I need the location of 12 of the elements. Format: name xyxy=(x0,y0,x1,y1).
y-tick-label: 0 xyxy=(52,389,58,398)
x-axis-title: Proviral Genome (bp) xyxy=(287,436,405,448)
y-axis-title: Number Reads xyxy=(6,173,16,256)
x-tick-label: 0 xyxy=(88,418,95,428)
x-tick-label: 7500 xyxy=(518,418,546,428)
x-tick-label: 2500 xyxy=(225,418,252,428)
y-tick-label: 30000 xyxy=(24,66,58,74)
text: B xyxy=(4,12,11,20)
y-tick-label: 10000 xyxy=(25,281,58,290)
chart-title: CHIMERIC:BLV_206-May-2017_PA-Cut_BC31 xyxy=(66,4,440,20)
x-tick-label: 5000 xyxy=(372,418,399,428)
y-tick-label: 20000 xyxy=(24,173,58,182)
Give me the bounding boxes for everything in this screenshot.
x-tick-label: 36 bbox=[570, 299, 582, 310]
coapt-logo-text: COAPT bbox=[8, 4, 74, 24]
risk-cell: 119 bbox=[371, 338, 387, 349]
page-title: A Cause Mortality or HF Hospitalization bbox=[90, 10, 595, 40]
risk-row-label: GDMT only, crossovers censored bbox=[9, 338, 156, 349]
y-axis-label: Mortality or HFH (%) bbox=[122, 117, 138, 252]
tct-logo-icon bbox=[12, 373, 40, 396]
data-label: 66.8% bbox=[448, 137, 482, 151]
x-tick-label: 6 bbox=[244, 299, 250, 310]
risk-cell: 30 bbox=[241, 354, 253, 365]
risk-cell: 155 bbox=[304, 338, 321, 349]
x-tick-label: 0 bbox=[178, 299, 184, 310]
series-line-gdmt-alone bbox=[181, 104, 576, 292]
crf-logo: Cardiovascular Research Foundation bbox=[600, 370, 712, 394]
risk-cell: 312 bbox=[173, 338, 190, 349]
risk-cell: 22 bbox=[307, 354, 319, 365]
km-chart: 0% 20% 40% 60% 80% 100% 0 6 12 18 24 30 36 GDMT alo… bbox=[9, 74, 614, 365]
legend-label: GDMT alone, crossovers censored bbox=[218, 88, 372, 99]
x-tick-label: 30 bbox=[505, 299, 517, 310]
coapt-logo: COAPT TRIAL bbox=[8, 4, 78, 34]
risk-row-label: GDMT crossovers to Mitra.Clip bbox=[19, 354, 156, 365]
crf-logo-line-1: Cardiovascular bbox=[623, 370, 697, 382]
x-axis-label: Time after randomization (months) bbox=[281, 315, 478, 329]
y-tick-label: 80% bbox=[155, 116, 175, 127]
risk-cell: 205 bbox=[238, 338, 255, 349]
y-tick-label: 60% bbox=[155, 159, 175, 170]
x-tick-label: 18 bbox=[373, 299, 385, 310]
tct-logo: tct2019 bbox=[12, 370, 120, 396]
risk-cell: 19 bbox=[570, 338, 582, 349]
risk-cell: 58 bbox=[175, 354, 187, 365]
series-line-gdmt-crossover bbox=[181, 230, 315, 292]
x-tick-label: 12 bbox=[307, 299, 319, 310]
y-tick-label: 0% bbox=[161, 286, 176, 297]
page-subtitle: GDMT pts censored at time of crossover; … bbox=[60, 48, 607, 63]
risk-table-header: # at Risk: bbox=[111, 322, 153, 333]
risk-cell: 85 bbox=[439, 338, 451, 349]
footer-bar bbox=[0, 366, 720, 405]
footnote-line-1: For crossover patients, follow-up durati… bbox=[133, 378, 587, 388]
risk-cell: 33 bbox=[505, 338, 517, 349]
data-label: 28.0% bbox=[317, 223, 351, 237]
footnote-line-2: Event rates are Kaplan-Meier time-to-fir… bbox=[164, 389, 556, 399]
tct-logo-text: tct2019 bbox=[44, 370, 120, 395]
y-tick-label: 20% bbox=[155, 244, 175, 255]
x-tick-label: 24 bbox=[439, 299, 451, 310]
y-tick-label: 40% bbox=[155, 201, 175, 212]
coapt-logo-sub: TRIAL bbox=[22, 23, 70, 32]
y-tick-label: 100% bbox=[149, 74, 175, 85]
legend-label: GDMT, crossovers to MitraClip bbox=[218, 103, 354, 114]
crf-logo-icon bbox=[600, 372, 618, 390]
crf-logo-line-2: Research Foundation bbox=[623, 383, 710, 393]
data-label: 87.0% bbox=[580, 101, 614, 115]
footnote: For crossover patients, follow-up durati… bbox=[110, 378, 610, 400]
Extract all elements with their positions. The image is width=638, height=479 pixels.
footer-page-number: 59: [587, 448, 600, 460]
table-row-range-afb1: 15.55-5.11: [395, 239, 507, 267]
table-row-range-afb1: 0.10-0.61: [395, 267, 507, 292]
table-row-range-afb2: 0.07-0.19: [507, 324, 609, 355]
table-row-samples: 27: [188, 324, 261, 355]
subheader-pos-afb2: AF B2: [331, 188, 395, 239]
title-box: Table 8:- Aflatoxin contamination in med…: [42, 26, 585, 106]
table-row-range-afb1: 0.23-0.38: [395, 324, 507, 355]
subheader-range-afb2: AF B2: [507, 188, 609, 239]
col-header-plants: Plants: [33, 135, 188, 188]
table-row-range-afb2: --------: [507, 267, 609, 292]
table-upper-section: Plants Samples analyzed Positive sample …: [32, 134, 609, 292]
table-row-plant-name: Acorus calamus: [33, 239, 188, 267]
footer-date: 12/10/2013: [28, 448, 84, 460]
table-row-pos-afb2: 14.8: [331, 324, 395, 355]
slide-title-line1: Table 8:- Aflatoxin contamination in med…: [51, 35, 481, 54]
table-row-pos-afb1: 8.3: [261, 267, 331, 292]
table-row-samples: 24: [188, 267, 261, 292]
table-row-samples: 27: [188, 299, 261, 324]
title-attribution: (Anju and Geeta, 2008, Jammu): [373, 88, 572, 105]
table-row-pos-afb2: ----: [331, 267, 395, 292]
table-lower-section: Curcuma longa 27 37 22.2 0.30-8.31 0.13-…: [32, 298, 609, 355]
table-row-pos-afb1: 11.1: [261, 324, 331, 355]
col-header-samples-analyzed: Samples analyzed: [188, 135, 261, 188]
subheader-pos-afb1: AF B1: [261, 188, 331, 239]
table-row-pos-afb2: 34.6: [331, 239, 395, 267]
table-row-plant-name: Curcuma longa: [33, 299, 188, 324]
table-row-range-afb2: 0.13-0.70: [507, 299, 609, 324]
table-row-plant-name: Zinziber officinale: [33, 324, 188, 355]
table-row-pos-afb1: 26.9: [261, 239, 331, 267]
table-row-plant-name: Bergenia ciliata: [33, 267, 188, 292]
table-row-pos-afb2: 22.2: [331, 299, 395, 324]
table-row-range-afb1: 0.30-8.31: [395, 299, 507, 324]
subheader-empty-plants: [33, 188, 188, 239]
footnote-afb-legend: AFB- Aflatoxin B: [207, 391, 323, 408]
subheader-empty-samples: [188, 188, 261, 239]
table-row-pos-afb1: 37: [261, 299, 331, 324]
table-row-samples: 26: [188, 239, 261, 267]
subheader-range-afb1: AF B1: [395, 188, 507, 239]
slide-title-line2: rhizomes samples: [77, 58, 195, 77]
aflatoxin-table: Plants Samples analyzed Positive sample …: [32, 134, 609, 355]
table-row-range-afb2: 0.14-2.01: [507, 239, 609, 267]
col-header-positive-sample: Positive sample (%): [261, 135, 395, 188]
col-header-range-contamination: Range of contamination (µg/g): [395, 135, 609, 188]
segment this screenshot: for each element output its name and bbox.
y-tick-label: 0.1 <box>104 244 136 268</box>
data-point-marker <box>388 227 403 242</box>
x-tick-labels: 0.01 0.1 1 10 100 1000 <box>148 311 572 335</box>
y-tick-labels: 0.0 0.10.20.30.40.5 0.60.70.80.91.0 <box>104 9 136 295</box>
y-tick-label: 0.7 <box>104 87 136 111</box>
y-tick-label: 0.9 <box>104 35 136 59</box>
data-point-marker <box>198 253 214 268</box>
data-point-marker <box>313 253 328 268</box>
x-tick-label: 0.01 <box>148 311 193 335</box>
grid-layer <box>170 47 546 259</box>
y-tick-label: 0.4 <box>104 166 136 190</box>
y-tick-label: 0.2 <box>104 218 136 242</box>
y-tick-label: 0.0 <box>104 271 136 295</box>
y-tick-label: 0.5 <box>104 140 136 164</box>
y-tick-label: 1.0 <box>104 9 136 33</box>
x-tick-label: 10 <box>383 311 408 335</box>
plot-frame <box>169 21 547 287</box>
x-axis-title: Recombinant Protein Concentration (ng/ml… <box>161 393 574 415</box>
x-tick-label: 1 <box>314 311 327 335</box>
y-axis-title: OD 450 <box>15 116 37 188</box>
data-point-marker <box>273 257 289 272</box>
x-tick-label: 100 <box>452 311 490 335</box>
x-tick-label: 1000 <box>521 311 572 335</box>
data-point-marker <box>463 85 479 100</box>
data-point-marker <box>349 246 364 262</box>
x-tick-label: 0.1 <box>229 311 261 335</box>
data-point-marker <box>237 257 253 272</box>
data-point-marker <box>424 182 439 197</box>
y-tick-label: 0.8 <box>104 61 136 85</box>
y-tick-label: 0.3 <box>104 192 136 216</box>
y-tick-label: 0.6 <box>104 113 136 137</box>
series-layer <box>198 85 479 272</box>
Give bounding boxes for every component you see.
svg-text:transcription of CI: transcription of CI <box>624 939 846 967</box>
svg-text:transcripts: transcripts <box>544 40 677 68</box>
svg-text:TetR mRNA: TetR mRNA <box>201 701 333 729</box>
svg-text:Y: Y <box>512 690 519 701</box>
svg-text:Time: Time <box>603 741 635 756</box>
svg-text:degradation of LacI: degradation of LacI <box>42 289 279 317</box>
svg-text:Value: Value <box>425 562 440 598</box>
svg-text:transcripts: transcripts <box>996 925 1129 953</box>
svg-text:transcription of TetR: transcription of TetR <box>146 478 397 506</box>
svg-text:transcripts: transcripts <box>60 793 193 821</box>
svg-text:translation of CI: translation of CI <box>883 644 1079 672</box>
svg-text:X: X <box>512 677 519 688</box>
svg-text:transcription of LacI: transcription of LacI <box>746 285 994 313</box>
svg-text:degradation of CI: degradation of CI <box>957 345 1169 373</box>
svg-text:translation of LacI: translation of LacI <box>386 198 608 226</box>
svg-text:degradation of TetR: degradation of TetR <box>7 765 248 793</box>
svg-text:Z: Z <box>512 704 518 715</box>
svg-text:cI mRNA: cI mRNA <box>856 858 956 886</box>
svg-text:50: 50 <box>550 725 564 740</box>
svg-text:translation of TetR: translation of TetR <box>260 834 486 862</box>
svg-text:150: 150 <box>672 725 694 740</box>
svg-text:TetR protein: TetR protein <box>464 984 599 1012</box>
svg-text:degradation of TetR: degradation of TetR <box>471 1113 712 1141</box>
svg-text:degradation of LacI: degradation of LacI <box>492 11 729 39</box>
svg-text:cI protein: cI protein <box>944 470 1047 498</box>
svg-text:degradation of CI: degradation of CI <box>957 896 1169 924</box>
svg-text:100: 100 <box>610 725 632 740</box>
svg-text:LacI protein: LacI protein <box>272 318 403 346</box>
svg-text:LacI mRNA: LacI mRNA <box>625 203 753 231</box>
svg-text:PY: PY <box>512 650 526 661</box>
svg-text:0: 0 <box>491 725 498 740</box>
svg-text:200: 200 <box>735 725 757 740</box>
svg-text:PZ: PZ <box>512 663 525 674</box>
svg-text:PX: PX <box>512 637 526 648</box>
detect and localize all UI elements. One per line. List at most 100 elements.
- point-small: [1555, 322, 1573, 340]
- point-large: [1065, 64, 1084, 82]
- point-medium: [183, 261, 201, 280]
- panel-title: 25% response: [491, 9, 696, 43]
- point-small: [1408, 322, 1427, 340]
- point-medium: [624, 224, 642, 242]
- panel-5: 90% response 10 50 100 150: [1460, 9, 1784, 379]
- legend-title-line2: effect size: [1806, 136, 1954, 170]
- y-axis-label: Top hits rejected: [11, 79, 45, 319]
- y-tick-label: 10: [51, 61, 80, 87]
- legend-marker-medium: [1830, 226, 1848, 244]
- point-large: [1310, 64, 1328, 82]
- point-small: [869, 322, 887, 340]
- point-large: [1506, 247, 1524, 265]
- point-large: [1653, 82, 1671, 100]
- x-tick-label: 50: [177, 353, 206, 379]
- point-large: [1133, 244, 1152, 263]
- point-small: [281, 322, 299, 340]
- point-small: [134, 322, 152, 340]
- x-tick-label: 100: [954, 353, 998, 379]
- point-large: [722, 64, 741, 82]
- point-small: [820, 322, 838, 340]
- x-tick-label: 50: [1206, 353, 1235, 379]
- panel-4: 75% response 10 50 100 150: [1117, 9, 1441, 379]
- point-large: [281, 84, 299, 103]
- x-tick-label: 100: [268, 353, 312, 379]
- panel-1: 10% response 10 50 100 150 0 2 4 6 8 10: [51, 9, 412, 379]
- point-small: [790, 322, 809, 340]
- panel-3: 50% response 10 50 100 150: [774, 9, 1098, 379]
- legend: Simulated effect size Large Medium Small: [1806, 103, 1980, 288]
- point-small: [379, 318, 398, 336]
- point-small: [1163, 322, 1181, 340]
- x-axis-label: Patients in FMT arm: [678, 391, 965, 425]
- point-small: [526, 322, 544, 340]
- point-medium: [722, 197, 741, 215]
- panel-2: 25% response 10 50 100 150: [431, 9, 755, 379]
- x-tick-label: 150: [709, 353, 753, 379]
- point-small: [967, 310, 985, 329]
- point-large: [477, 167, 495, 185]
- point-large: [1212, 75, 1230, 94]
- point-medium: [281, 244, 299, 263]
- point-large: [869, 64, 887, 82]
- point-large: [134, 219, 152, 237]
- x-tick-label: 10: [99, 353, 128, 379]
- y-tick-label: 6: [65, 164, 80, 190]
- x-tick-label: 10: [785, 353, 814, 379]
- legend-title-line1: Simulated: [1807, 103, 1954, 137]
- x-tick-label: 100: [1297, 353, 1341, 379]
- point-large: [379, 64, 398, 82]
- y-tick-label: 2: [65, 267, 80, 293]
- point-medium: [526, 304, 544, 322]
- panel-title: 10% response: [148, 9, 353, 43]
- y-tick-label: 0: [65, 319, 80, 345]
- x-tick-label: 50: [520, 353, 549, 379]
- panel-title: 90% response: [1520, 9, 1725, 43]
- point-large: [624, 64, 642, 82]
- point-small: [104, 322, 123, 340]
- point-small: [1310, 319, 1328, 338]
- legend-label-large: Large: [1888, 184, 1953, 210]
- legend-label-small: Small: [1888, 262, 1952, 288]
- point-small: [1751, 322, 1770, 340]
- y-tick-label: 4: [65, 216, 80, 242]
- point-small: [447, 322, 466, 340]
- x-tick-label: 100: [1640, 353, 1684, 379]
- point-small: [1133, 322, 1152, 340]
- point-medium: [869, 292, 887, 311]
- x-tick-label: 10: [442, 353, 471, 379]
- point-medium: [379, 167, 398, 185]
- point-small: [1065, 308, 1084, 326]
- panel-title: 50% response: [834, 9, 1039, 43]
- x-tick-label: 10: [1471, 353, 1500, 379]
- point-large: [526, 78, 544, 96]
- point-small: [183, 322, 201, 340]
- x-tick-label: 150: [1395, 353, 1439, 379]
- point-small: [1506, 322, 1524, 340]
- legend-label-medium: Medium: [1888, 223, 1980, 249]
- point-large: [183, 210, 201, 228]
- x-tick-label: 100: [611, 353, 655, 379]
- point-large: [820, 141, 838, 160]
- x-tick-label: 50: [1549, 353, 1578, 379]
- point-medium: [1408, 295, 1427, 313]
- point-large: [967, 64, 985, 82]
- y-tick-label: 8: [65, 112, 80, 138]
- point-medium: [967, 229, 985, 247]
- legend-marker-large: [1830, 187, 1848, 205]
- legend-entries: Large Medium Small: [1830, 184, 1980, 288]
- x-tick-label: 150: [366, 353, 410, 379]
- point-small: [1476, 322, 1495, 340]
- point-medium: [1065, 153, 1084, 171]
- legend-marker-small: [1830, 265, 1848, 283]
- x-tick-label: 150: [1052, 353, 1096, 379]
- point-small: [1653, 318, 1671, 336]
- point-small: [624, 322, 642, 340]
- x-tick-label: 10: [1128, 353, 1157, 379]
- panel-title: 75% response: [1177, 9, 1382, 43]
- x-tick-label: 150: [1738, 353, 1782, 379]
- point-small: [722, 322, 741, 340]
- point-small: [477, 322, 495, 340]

# EXERCISE REQUIREMENTS
In the material above, show every line where the word "alone" turns up.

# SOLUTION FOR THIS TASK
series-line-gdmt-alone bbox=[181, 104, 576, 292]
legend-label: GDMT alone, crossovers censored bbox=[218, 88, 372, 99]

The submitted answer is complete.